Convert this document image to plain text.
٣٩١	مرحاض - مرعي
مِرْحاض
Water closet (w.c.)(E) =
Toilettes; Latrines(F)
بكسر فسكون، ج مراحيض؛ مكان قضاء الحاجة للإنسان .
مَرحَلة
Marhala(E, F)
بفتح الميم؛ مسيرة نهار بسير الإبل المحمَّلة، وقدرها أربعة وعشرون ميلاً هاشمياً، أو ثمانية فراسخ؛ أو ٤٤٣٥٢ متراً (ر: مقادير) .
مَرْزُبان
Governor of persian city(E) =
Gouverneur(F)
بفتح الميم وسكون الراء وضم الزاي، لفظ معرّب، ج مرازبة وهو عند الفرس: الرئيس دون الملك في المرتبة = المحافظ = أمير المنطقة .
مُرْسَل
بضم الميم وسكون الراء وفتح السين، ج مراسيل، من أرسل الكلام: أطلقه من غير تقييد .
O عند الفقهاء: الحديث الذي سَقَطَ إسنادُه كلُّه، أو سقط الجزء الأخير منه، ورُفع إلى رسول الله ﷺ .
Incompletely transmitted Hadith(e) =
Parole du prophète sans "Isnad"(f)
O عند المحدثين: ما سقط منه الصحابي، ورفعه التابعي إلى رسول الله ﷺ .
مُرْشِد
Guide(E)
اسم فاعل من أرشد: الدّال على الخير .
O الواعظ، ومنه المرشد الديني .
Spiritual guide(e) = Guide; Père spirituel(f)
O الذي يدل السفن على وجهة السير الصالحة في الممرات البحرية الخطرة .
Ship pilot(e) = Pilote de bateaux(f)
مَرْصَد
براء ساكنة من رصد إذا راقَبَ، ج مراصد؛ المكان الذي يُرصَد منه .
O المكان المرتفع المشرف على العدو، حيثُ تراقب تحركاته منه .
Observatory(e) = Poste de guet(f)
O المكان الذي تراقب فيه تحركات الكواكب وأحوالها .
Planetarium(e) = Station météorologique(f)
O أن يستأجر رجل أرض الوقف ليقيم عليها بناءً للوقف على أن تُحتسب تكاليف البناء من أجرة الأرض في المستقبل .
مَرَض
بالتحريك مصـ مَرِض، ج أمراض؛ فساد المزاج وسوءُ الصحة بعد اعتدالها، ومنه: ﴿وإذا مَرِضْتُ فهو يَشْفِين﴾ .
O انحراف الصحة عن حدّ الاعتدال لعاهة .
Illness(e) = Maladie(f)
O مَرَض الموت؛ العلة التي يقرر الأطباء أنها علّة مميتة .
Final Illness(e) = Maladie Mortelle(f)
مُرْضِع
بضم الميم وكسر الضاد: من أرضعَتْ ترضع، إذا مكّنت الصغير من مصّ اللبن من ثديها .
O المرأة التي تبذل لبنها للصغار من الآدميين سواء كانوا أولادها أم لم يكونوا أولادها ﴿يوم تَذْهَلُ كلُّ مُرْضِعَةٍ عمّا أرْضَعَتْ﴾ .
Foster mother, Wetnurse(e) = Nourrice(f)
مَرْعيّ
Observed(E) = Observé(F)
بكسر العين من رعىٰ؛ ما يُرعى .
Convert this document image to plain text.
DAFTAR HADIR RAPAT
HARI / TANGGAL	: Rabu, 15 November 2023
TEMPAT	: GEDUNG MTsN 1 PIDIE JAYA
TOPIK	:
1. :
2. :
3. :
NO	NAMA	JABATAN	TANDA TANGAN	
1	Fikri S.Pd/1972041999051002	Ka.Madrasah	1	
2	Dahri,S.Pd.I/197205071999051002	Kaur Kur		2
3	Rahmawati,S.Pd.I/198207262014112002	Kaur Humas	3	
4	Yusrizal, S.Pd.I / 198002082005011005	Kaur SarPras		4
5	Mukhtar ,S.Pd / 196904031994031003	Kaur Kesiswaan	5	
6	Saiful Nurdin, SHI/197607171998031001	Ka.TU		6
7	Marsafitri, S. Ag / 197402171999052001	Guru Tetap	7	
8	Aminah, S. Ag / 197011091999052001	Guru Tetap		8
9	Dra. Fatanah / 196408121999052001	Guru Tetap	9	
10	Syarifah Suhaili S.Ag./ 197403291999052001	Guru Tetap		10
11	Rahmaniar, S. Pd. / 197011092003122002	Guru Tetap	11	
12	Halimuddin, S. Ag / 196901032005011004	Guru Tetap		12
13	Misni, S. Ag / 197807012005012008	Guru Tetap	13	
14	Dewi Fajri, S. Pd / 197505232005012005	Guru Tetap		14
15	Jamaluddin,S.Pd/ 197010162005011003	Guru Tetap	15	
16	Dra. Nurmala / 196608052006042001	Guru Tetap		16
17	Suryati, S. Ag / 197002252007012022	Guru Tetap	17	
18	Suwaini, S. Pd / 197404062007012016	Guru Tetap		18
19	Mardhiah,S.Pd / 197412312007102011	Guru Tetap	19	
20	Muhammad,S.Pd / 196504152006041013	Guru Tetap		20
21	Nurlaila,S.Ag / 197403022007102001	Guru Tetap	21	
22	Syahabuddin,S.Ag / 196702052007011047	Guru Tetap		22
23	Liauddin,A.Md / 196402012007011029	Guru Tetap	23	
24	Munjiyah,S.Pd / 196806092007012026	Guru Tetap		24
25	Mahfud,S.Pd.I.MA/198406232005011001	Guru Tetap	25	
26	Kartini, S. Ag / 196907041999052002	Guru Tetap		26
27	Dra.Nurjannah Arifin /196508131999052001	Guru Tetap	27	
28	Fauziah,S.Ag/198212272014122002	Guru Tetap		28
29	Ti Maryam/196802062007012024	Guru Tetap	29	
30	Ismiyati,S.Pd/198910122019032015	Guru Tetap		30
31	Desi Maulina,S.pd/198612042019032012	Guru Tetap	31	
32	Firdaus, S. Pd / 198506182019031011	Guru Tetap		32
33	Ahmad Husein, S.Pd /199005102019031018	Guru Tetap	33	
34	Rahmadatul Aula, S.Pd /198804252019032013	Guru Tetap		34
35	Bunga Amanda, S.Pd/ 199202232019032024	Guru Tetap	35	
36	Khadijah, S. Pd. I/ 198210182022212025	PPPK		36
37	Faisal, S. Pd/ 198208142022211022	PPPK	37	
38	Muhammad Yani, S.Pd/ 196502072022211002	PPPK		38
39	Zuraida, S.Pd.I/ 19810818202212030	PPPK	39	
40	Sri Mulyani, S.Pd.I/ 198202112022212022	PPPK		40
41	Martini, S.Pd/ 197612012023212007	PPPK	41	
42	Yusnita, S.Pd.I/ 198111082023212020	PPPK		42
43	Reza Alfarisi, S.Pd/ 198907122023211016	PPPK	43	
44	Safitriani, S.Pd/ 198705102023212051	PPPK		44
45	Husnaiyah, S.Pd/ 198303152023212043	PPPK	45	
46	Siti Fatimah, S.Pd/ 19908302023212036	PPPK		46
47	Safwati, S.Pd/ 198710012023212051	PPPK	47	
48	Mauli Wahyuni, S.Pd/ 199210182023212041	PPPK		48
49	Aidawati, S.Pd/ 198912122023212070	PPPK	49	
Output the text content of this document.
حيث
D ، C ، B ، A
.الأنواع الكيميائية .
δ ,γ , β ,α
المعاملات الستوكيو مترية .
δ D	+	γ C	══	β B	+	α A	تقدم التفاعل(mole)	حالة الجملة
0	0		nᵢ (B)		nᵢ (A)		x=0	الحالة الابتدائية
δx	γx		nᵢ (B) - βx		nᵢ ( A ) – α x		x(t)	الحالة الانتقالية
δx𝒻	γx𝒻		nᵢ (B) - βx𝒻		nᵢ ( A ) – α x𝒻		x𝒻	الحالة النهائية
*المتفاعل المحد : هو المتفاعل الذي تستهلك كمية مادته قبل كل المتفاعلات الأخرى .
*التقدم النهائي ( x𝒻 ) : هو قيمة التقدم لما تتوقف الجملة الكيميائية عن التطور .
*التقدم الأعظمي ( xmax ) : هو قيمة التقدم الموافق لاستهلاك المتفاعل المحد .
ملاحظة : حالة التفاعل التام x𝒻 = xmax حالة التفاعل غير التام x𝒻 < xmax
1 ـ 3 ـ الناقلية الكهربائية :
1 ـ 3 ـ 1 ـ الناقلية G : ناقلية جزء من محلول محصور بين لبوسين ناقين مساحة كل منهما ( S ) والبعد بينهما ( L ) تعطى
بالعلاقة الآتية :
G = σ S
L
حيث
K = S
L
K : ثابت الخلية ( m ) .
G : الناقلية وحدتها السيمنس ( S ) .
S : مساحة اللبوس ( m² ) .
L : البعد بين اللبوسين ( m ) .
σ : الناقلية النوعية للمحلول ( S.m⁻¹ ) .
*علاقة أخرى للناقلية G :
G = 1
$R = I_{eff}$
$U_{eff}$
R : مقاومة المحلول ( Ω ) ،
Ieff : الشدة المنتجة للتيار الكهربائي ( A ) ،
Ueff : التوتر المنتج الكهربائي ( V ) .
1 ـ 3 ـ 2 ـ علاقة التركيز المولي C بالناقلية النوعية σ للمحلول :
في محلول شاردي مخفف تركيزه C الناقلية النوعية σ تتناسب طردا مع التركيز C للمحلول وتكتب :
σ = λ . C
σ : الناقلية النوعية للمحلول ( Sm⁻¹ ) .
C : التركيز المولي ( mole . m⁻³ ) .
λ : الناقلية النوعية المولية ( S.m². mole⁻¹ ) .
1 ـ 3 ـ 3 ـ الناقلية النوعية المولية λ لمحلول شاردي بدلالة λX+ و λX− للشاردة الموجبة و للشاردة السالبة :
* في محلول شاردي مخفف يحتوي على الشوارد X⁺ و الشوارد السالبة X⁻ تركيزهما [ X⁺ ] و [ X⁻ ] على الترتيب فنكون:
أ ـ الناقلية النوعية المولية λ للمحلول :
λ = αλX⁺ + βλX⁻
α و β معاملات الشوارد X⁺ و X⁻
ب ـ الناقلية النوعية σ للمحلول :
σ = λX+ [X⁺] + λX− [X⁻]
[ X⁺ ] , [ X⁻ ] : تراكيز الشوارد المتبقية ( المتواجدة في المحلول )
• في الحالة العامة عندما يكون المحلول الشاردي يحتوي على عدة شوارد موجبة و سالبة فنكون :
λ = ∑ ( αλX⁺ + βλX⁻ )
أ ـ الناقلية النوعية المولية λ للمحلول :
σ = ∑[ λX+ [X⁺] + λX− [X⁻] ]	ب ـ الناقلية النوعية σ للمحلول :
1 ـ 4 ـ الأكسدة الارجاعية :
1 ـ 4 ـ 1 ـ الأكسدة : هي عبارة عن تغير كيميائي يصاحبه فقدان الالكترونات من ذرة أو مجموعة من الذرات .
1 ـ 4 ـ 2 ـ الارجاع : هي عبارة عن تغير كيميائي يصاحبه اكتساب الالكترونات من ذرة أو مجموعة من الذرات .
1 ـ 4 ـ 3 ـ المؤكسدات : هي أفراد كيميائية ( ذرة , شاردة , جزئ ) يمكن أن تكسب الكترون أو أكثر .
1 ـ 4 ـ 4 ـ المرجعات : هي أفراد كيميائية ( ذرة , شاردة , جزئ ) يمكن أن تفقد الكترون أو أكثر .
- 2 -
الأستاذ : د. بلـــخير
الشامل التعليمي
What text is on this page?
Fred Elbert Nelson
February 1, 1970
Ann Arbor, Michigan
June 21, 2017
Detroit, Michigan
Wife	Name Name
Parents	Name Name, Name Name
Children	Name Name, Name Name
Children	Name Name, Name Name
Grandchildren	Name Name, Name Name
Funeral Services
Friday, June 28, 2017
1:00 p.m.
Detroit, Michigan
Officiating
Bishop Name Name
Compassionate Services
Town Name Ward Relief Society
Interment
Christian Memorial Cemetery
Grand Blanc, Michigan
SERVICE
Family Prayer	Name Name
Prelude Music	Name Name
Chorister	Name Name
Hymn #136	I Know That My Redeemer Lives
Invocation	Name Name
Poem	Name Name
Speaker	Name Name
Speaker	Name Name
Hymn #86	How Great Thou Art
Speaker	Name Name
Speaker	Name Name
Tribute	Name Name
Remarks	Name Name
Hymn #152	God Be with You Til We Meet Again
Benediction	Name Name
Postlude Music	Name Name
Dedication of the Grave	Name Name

***

● Task brief: Copy out each line of the data where the string "قيمة" appears.

● Completed task:
*التقدم النهائي ( x𝒻 ) : هو قيمة التقدم لما تتوقف الجملة الكيميائية عن التطور .
*التقدم الأعظمي ( xmax ) : هو قيمة التقدم الموافق لاستهلاك المتفاعل المحد .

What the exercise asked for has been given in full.